> _Aim_: Each entry that follows must be output without any deviation.

(A run of records)
========================================
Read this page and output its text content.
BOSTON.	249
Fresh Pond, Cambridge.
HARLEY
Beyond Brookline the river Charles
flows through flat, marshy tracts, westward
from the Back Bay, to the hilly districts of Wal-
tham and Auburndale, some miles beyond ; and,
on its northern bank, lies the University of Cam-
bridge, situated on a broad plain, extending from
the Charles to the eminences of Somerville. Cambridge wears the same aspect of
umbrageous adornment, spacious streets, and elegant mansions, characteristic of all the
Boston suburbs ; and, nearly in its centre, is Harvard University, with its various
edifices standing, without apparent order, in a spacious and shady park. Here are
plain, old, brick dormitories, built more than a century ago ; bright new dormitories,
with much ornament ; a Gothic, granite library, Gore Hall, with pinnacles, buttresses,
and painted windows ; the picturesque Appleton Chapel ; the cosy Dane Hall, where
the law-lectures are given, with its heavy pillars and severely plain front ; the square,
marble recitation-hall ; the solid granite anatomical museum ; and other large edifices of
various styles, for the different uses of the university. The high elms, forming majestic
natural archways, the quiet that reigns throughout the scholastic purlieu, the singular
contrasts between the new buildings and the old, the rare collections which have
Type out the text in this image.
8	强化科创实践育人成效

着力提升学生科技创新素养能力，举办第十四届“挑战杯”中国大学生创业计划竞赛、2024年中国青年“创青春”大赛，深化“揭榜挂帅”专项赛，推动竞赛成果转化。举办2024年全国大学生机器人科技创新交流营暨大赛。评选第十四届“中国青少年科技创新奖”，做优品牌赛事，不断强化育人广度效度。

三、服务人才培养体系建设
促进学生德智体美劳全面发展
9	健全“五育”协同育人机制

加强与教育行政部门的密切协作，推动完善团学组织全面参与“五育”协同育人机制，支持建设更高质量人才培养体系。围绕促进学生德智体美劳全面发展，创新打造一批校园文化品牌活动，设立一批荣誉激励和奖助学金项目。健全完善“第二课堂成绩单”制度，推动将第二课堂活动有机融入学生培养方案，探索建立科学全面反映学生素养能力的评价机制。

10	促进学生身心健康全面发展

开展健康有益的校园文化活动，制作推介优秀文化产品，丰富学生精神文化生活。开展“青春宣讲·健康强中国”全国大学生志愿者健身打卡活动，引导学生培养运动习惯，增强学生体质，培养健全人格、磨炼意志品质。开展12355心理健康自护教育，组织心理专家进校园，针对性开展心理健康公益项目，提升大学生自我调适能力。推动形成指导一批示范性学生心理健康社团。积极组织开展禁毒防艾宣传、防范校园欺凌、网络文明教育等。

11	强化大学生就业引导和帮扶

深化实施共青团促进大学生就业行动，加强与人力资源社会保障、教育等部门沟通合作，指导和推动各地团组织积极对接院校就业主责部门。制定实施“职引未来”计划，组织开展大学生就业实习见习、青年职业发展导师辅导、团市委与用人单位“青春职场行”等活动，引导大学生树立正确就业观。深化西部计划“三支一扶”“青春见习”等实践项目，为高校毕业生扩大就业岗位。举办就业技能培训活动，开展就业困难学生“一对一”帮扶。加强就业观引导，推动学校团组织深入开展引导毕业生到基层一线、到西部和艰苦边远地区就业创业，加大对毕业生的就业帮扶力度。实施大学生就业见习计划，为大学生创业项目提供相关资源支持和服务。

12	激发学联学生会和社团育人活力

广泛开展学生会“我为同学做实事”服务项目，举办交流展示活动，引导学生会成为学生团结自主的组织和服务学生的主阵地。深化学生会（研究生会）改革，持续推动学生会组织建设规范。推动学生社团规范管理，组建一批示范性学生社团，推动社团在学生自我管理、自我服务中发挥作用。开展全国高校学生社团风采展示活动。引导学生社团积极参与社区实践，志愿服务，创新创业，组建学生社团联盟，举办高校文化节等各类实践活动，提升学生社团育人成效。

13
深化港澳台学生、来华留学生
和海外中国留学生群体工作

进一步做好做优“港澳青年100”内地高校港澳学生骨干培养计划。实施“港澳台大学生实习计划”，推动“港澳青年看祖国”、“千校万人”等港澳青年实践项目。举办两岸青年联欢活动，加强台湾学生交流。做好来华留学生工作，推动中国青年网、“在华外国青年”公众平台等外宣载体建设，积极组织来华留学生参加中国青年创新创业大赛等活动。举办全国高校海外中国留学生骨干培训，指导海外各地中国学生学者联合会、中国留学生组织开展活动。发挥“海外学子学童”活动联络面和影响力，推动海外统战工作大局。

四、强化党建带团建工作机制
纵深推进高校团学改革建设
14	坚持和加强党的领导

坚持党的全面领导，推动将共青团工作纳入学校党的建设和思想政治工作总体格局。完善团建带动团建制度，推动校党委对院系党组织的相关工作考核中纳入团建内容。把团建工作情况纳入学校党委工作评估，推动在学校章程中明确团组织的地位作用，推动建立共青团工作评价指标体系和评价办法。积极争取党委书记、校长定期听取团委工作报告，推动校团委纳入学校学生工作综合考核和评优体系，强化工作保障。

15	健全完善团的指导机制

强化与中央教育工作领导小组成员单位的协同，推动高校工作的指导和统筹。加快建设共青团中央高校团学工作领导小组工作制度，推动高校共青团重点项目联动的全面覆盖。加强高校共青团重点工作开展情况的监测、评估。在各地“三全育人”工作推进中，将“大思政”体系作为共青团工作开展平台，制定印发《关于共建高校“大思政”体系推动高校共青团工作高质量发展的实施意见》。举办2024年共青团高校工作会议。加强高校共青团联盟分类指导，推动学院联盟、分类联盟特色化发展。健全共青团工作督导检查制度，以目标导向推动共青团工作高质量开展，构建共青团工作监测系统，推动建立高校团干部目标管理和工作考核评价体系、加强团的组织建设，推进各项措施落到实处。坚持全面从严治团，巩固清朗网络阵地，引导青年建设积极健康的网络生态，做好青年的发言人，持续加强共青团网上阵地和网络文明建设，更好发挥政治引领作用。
========================================
> _Exercise answer_:
Read this page and output its text content.
BOSTON.	249
Fresh Pond, Cambridge.
HARLEY
Beyond Brookline the river Charles
flows through flat, marshy tracts, westward
from the Back Bay, to the hilly districts of Wal-
tham and Auburndale, some miles beyond ; and,
on its northern bank, lies the University of Cam-
bridge, situated on a broad plain, extending from
the Charles to the eminences of Somerville. Cambridge wears the same aspect of
umbrageous adornment, spacious streets, and elegant mansions, characteristic of all the
Boston suburbs ; and, nearly in its centre, is Harvard University, with its various
edifices standing, without apparent order, in a spacious and shady park. Here are
plain, old, brick dormitories, built more than a century ago ; bright new dormitories,
with much ornament ; a Gothic, granite library, Gore Hall, with pinnacles, buttresses,
and painted windows ; the picturesque Appleton Chapel ; the cosy Dane Hall, where
the law-lectures are given, with its heavy pillars and severely plain front ; the square,
marble recitation-hall ; the solid granite anatomical museum ; and other large edifices of
various styles, for the different uses of the university. The high elms, forming majestic
natural archways, the quiet that reigns throughout the scholastic purlieu, the singular
contrasts between the new buildings and the old, the rare collections which have
Type out the text in this image.
8	强化科创实践育人成效

着力提升学生科技创新素养能力，举办第十四届“挑战杯”中国大学生创业计划竞赛、2024年中国青年“创青春”大赛，深化“揭榜挂帅”专项赛，推动竞赛成果转化。举办2024年全国大学生机器人科技创新交流营暨大赛。评选第十四届“中国青少年科技创新奖”，做优品牌赛事，不断强化育人广度效度。

三、服务人才培养体系建设
促进学生德智体美劳全面发展
9	健全“五育”协同育人机制

加强与教育行政部门的密切协作，推动完善团学组织全面参与“五育”协同育人机制，支持建设更高质量人才培养体系。围绕促进学生德智体美劳全面发展，创新打造一批校园文化品牌活动，设立一批荣誉激励和奖助学金项目。健全完善“第二课堂成绩单”制度，推动将第二课堂活动有机融入学生培养方案，探索建立科学全面反映学生素养能力的评价机制。

10	促进学生身心健康全面发展

开展健康有益的校园文化活动，制作推介优秀文化产品，丰富学生精神文化生活。开展“青春宣讲·健康强中国”全国大学生志愿者健身打卡活动，引导学生培养运动习惯，增强学生体质，培养健全人格、磨炼意志品质。开展12355心理健康自护教育，组织心理专家进校园，针对性开展心理健康公益项目，提升大学生自我调适能力。推动形成指导一批示范性学生心理健康社团。积极组织开展禁毒防艾宣传、防范校园欺凌、网络文明教育等。

11	强化大学生就业引导和帮扶

深化实施共青团促进大学生就业行动，加强与人力资源社会保障、教育等部门沟通合作，指导和推动各地团组织积极对接院校就业主责部门。制定实施“职引未来”计划，组织开展大学生就业实习见习、青年职业发展导师辅导、团市委与用人单位“青春职场行”等活动，引导大学生树立正确就业观。深化西部计划“三支一扶”“青春见习”等实践项目，为高校毕业生扩大就业岗位。举办就业技能培训活动，开展就业困难学生“一对一”帮扶。加强就业观引导，推动学校团组织深入开展引导毕业生到基层一线、到西部和艰苦边远地区就业创业，加大对毕业生的就业帮扶力度。实施大学生就业见习计划，为大学生创业项目提供相关资源支持和服务。

12	激发学联学生会和社团育人活力

广泛开展学生会“我为同学做实事”服务项目，举办交流展示活动，引导学生会成为学生团结自主的组织和服务学生的主阵地。深化学生会（研究生会）改革，持续推动学生会组织建设规范。推动学生社团规范管理，组建一批示范性学生社团，推动社团在学生自我管理、自我服务中发挥作用。开展全国高校学生社团风采展示活动。引导学生社团积极参与社区实践，志愿服务，创新创业，组建学生社团联盟，举办高校文化节等各类实践活动，提升学生社团育人成效。

13
深化港澳台学生、来华留学生
和海外中国留学生群体工作

进一步做好做优“港澳青年100”内地高校港澳学生骨干培养计划。实施“港澳台大学生实习计划”，推动“港澳青年看祖国”、“千校万人”等港澳青年实践项目。举办两岸青年联欢活动，加强台湾学生交流。做好来华留学生工作，推动中国青年网、“在华外国青年”公众平台等外宣载体建设，积极组织来华留学生参加中国青年创新创业大赛等活动。举办全国高校海外中国留学生骨干培训，指导海外各地中国学生学者联合会、中国留学生组织开展活动。发挥“海外学子学童”活动联络面和影响力，推动海外统战工作大局。

四、强化党建带团建工作机制
纵深推进高校团学改革建设
14	坚持和加强党的领导

坚持党的全面领导，推动将共青团工作纳入学校党的建设和思想政治工作总体格局。完善团建带动团建制度，推动校党委对院系党组织的相关工作考核中纳入团建内容。把团建工作情况纳入学校党委工作评估，推动在学校章程中明确团组织的地位作用，推动建立共青团工作评价指标体系和评价办法。积极争取党委书记、校长定期听取团委工作报告，推动校团委纳入学校学生工作综合考核和评优体系，强化工作保障。

15	健全完善团的指导机制

强化与中央教育工作领导小组成员单位的协同，推动高校工作的指导和统筹。加快建设共青团中央高校团学工作领导小组工作制度，推动高校共青团重点项目联动的全面覆盖。加强高校共青团重点工作开展情况的监测、评估。在各地“三全育人”工作推进中，将“大思政”体系作为共青团工作开展平台，制定印发《关于共建高校“大思政”体系推动高校共青团工作高质量发展的实施意见》。举办2024年共青团高校工作会议。加强高校共青团联盟分类指导，推动学院联盟、分类联盟特色化发展。健全共青团工作督导检查制度，以目标导向推动共青团工作高质量开展，构建共青团工作监测系统，推动建立高校团干部目标管理和工作考核评价体系、加强团的组织建设，推进各项措施落到实处。坚持全面从严治团，巩固清朗网络阵地，引导青年建设积极健康的网络生态，做好青年的发言人，持续加强共青团网上阵地和网络文明建设，更好发挥政治引领作用。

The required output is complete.